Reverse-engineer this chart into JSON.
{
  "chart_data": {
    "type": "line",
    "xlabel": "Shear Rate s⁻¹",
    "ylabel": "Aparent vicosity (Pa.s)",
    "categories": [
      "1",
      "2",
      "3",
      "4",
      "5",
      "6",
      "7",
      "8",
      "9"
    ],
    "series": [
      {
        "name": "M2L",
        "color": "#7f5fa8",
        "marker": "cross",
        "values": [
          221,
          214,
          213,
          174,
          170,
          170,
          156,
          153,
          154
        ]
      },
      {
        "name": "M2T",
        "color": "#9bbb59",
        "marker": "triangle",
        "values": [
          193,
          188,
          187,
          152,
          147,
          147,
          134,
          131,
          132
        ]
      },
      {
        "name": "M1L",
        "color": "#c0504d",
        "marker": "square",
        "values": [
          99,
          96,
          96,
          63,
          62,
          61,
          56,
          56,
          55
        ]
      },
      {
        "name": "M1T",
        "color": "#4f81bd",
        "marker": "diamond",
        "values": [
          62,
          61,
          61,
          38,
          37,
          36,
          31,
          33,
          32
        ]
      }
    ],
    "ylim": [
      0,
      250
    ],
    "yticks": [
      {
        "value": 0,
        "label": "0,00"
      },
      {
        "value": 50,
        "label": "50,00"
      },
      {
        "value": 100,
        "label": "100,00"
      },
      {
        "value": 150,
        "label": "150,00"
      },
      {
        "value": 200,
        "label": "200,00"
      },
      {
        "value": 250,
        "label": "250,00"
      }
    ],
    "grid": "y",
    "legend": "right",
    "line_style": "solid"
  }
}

▶ [SET PROBLEM] Search the entries for the word "marker" and gather every line where it appears.

▶ [WRITTEN RESPONSE]
        "marker": "cross",
        "marker": "triangle",
        "marker": "square",
        "marker": "diamond",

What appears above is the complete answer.